> ASSIGNMENT: Locate all lines in the data below that hold "more" and show them.

# # # # # # #

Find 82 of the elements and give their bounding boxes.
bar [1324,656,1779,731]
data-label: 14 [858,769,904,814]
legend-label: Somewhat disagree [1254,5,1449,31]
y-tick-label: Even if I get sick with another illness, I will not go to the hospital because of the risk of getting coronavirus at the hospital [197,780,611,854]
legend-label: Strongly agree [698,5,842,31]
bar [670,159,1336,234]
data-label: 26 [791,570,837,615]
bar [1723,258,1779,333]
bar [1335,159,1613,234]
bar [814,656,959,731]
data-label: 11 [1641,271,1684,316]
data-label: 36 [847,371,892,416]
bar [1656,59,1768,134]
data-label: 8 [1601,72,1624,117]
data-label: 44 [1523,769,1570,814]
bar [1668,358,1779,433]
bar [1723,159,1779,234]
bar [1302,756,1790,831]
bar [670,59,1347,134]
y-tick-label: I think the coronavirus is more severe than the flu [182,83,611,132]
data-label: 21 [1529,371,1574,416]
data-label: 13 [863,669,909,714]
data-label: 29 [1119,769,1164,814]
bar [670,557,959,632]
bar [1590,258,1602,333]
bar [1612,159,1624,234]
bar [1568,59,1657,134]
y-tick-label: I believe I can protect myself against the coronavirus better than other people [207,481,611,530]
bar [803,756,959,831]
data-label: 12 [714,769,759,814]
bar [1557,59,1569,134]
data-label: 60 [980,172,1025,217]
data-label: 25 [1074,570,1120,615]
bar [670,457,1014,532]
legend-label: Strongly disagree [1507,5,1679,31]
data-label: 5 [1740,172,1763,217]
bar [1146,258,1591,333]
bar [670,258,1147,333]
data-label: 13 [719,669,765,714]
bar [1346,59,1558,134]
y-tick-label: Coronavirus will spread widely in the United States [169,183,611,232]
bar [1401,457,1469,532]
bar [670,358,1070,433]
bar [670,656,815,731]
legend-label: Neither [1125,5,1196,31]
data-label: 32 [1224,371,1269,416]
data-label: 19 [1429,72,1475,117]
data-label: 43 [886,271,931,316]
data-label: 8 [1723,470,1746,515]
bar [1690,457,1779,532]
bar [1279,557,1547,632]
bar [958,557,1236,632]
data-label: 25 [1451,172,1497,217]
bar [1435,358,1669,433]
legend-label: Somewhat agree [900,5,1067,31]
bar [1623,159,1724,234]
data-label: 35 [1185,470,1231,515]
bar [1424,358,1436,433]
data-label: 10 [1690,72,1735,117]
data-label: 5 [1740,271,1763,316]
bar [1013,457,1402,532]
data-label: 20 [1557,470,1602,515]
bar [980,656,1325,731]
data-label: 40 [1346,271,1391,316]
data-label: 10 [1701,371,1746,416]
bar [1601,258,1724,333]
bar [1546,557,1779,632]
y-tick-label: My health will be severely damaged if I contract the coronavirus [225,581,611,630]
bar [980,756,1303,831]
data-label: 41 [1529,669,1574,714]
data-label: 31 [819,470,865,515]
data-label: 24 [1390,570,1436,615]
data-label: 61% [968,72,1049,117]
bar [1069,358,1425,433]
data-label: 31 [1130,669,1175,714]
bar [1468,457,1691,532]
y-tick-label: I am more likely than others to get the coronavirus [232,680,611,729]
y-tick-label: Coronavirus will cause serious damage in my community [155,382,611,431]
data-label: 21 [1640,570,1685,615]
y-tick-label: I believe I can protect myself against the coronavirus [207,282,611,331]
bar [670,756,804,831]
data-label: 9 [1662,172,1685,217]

# # # # # # #

> WRITTEN REPLY:
y-tick-label: I think the coronavirus is more severe than the flu [182,83,611,132]
y-tick-label: I am more likely than others to get the coronavirus [232,680,611,729]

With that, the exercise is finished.